## What to do
Collect each line of the records containing the string "ulykker".

## Task material
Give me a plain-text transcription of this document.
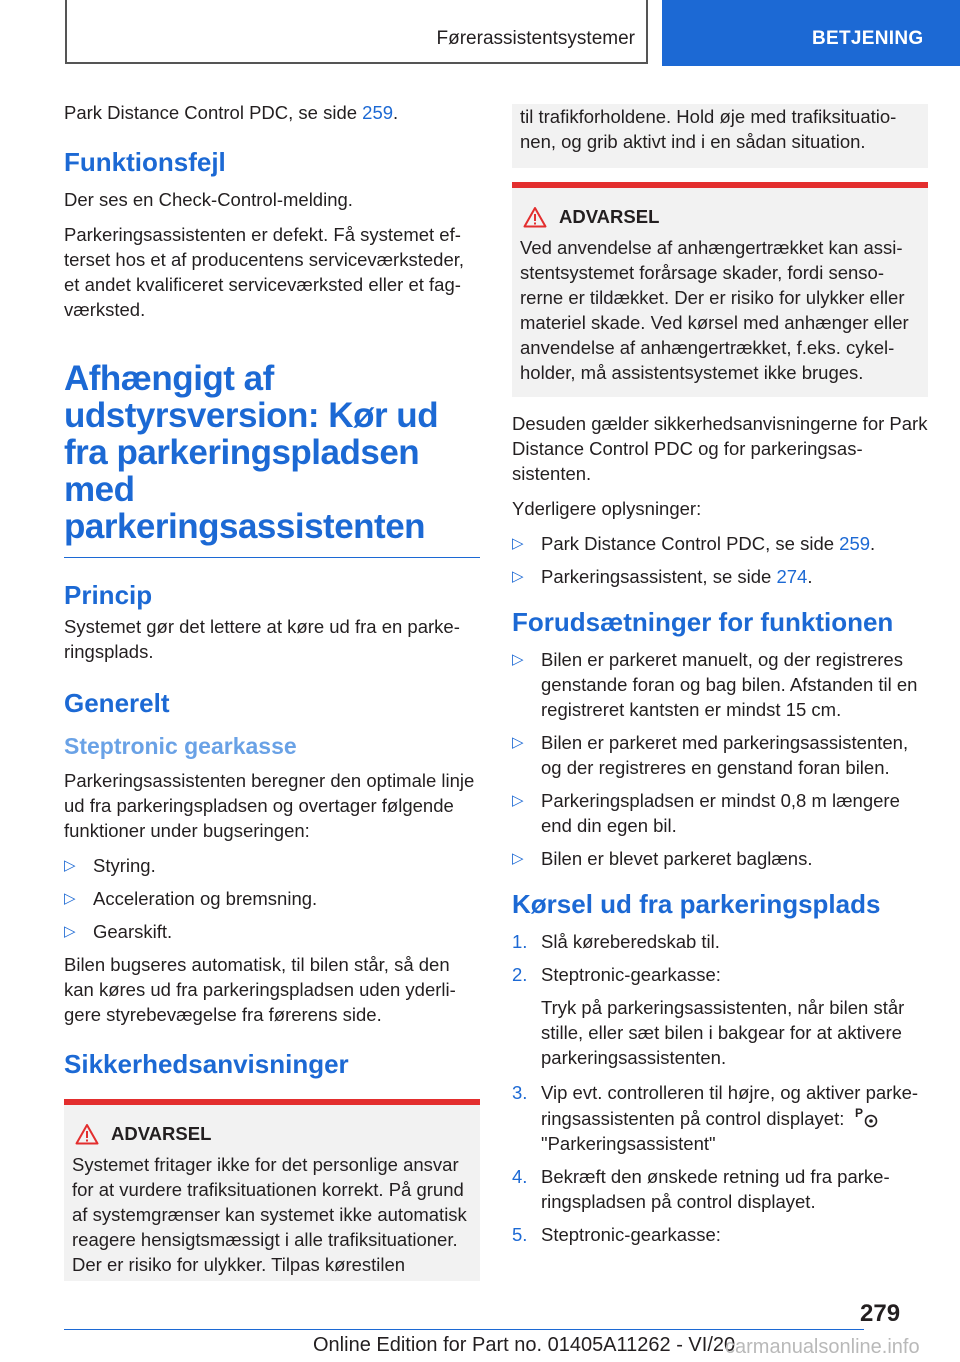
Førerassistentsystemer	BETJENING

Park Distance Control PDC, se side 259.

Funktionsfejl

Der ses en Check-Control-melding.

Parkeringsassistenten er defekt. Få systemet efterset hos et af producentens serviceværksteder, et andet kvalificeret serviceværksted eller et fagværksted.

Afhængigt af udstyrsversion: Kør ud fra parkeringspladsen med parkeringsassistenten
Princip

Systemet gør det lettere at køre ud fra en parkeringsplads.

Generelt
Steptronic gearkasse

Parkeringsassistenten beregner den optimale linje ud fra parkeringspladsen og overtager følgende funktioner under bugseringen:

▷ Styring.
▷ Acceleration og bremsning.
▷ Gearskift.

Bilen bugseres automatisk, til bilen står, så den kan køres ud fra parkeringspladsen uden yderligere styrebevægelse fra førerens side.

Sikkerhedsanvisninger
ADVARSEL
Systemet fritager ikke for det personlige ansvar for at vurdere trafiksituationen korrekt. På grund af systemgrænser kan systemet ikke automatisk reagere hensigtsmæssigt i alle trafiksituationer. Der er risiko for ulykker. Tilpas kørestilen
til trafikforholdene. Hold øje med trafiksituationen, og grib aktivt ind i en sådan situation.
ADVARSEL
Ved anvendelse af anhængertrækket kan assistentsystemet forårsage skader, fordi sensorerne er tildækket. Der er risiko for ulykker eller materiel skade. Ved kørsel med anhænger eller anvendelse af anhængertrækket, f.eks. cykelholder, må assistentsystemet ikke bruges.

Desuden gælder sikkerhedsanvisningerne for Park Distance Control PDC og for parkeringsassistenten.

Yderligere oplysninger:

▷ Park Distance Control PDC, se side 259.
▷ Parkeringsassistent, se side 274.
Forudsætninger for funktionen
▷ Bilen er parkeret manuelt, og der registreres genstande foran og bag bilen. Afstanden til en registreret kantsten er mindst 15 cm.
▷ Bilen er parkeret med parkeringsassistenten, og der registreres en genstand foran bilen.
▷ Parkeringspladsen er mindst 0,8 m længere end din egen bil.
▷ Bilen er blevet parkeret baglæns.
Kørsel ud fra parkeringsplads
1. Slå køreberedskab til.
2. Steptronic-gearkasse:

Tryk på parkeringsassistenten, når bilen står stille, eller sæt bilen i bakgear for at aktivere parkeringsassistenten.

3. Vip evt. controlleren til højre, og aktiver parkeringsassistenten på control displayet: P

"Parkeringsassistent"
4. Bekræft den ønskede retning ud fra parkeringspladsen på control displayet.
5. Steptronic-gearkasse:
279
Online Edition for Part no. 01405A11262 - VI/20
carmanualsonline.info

...

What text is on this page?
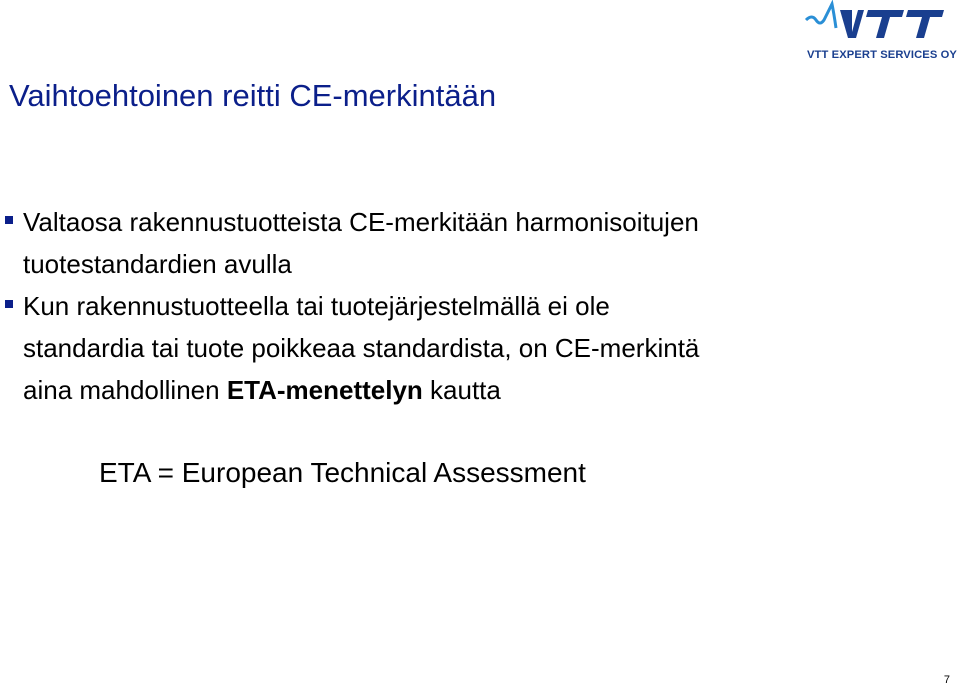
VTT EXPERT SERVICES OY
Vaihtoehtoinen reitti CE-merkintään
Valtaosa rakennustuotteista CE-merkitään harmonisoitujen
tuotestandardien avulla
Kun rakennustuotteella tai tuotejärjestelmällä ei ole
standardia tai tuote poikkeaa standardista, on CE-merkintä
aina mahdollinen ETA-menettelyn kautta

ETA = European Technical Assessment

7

## Expected answer
Systemet fritager ikke for det personlige ansvar for at vurdere trafiksituationen korrekt. På grund af systemgrænser kan systemet ikke automatisk reagere hensigtsmæssigt i alle trafiksituationer. Der er risiko for ulykker. Tilpas kørestilen
Ved anvendelse af anhængertrækket kan assistentsystemet forårsage skader, fordi sensorerne er tildækket. Der er risiko for ulykker eller materiel skade. Ved kørsel med anhænger eller anvendelse af anhængertrækket, f.eks. cykelholder, må assistentsystemet ikke bruges.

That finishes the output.